[Dataset records]
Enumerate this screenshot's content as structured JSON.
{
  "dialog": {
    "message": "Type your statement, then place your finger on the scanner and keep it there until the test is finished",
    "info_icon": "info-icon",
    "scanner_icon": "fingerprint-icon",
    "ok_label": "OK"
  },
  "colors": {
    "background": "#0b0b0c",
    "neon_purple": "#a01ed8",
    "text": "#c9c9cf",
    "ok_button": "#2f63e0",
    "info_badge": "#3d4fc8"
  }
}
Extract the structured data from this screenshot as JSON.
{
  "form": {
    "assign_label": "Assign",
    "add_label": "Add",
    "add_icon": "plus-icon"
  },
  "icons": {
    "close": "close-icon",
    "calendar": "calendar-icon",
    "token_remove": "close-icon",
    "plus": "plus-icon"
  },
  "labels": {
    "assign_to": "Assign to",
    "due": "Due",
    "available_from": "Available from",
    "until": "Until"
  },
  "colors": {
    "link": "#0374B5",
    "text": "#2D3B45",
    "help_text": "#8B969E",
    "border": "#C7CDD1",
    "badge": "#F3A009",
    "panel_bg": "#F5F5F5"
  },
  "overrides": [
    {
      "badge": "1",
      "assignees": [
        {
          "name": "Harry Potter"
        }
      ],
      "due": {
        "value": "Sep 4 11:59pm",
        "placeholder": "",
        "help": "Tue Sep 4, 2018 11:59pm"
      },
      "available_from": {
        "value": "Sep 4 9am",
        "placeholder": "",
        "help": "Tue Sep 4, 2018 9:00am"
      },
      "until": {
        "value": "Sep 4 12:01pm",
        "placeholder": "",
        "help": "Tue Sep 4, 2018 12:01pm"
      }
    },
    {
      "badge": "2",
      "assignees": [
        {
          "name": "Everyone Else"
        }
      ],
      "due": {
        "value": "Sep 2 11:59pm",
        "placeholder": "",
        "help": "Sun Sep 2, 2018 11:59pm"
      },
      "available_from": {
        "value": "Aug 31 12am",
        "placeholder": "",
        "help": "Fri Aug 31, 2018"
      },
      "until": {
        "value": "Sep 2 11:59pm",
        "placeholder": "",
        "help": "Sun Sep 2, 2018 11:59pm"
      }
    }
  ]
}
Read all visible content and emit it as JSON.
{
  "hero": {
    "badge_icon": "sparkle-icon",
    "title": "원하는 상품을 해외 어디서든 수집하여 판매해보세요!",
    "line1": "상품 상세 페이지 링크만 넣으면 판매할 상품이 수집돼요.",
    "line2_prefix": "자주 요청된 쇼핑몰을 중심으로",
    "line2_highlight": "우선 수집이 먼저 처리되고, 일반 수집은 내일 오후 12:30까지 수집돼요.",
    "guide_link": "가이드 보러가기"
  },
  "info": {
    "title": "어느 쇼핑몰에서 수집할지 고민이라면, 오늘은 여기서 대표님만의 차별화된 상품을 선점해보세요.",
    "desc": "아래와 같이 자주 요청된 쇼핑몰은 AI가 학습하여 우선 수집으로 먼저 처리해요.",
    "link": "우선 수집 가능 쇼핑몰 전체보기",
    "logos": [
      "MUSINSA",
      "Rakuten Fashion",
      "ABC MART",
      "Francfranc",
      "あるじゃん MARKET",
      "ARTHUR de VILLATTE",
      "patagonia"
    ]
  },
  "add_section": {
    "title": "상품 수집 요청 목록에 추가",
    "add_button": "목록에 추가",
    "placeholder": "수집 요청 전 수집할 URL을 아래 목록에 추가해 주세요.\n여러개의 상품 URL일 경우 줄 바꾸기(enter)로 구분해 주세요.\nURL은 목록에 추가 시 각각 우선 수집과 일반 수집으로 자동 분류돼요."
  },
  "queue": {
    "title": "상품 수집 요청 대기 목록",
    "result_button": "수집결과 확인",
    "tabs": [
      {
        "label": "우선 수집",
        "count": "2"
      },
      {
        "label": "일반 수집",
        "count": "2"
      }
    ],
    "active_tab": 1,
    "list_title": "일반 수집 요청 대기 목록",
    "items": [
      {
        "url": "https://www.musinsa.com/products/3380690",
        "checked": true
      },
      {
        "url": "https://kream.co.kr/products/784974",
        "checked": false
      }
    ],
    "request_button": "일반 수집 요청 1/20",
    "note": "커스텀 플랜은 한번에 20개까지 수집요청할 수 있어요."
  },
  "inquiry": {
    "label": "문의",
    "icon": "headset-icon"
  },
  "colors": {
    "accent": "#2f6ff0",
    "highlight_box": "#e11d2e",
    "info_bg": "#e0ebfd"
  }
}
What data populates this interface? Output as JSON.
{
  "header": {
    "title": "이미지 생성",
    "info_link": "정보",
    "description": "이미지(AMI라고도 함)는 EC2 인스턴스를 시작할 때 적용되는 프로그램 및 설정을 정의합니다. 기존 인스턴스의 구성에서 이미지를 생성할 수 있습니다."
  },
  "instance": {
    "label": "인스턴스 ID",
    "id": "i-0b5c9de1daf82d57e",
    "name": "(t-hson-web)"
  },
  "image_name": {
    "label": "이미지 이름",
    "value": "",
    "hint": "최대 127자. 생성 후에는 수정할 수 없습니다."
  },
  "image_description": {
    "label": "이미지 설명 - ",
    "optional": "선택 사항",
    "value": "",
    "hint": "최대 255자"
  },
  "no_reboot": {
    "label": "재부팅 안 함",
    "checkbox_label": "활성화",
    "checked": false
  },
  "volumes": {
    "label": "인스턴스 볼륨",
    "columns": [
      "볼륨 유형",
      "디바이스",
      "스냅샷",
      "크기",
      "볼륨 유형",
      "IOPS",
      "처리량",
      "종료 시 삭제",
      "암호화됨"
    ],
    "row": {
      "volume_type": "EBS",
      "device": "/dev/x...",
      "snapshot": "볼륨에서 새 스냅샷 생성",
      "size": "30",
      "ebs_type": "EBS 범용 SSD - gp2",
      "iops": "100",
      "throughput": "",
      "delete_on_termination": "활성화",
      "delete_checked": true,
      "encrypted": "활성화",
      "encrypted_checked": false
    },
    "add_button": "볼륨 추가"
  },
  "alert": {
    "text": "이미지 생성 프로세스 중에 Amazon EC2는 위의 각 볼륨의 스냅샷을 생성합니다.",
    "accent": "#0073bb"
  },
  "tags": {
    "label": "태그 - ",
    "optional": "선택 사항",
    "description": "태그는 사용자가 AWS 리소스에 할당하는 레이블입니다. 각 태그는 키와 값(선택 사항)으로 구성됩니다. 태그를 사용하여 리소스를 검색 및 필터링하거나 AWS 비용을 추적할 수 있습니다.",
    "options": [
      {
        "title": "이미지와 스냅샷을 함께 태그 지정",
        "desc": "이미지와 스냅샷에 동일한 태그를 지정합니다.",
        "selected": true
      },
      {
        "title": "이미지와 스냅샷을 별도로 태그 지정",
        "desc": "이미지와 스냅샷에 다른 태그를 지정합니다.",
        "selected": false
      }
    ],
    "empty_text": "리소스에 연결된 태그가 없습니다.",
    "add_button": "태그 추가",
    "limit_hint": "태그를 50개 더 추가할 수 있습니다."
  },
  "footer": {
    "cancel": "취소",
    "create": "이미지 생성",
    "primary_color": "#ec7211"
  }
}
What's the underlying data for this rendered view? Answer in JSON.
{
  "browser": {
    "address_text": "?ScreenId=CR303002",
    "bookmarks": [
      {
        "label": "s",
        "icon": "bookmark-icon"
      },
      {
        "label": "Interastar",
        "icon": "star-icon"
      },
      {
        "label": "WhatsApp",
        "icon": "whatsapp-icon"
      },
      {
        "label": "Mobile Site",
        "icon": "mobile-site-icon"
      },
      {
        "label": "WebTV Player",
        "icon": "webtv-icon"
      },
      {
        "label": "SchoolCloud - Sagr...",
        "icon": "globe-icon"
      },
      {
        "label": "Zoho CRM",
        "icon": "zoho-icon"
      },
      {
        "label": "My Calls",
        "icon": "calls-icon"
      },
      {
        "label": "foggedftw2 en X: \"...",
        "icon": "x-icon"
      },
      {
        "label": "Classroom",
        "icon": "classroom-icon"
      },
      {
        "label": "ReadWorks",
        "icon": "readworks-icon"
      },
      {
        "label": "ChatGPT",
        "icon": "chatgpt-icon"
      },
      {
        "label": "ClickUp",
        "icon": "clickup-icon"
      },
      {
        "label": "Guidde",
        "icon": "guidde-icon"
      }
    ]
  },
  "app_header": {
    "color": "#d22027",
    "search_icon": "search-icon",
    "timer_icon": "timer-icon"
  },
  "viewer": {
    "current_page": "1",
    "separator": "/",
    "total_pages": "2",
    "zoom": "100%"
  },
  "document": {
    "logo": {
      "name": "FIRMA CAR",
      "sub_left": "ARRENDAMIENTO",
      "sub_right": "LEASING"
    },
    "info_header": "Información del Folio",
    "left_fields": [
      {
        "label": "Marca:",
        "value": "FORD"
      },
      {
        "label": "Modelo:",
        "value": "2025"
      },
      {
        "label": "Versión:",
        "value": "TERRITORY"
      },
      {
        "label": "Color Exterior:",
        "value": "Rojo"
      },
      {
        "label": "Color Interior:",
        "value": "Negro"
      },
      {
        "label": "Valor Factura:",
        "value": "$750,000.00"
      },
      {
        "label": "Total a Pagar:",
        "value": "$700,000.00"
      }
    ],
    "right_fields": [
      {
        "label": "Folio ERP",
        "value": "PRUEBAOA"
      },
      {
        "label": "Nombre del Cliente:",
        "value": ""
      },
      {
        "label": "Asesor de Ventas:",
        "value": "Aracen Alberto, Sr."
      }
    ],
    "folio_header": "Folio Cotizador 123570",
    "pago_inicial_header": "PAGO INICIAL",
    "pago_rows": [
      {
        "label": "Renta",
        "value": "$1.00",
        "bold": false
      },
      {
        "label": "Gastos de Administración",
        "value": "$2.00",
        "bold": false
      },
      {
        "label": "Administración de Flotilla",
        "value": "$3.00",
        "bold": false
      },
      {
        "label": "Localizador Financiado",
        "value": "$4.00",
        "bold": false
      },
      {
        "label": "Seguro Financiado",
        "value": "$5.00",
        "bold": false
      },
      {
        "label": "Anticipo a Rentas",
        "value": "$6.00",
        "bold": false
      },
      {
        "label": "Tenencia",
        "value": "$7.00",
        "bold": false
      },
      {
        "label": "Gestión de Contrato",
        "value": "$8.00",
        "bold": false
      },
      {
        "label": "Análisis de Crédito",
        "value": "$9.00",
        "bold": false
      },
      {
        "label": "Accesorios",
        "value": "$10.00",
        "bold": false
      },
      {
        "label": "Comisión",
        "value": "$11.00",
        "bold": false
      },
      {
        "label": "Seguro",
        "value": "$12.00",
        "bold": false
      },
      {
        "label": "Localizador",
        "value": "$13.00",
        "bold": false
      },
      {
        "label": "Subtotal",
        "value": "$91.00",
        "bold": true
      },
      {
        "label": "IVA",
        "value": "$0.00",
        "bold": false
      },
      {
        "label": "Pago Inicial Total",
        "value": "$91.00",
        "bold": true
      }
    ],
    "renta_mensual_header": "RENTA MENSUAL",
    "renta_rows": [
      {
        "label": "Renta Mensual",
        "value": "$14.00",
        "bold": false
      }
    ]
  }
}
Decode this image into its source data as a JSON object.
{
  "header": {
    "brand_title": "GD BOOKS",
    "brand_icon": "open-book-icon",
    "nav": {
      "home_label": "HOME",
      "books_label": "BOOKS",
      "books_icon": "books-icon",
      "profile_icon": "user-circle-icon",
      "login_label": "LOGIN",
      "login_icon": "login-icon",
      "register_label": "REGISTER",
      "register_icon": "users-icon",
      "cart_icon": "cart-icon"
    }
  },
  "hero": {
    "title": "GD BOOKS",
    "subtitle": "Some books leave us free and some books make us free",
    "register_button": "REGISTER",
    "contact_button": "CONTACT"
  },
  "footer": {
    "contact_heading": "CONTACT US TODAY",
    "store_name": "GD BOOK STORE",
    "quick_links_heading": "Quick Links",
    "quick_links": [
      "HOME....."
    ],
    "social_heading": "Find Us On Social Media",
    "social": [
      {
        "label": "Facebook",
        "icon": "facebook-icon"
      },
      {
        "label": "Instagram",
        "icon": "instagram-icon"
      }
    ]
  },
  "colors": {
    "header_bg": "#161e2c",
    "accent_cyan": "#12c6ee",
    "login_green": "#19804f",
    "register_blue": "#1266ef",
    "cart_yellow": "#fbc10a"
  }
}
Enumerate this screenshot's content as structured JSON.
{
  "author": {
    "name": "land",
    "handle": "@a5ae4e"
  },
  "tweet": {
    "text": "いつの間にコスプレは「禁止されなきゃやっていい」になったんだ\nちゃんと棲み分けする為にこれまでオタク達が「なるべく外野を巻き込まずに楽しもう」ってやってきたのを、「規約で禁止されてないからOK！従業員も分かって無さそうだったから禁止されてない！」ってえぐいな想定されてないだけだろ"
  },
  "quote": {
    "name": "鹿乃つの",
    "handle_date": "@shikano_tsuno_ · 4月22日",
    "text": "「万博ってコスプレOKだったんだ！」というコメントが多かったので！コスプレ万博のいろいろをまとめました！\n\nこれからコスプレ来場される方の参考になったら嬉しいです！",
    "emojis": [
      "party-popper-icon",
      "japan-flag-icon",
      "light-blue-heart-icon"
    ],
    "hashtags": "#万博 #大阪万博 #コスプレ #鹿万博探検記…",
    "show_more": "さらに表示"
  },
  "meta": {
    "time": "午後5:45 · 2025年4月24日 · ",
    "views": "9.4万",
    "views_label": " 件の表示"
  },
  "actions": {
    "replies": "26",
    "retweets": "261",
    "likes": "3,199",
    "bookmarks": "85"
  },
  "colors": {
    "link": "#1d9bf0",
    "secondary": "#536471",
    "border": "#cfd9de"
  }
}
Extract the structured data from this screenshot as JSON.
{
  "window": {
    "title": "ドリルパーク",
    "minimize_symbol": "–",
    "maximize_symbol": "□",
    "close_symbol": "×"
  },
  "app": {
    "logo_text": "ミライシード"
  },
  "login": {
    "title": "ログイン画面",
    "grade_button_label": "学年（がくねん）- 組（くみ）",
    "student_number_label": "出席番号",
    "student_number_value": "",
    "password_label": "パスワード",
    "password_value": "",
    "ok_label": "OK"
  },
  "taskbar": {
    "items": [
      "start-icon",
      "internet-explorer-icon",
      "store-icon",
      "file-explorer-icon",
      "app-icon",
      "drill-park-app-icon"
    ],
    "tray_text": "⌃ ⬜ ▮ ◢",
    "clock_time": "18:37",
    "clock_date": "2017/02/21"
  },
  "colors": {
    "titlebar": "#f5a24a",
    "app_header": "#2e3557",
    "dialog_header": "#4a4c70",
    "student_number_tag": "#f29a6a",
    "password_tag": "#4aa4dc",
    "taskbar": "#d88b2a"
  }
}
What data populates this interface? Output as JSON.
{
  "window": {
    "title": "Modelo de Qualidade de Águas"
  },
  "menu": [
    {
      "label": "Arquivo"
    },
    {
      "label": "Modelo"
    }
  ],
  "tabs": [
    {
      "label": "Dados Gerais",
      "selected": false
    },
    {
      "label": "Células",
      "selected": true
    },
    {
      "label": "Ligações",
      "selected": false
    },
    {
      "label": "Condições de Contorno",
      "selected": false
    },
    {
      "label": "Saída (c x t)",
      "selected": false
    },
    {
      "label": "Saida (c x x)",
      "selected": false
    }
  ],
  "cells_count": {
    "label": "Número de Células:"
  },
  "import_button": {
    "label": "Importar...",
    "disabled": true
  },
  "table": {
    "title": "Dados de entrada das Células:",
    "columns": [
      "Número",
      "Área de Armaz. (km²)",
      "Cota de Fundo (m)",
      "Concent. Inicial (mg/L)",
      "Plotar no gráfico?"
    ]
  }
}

◆ **INSTRUCTION**: Each line above that holds the string "products" should be copied and shown.

◆ **SOLUTION BELOW**:
        "url": "https://www.musinsa.com/products/3380690",
        "url": "https://kream.co.kr/products/784974",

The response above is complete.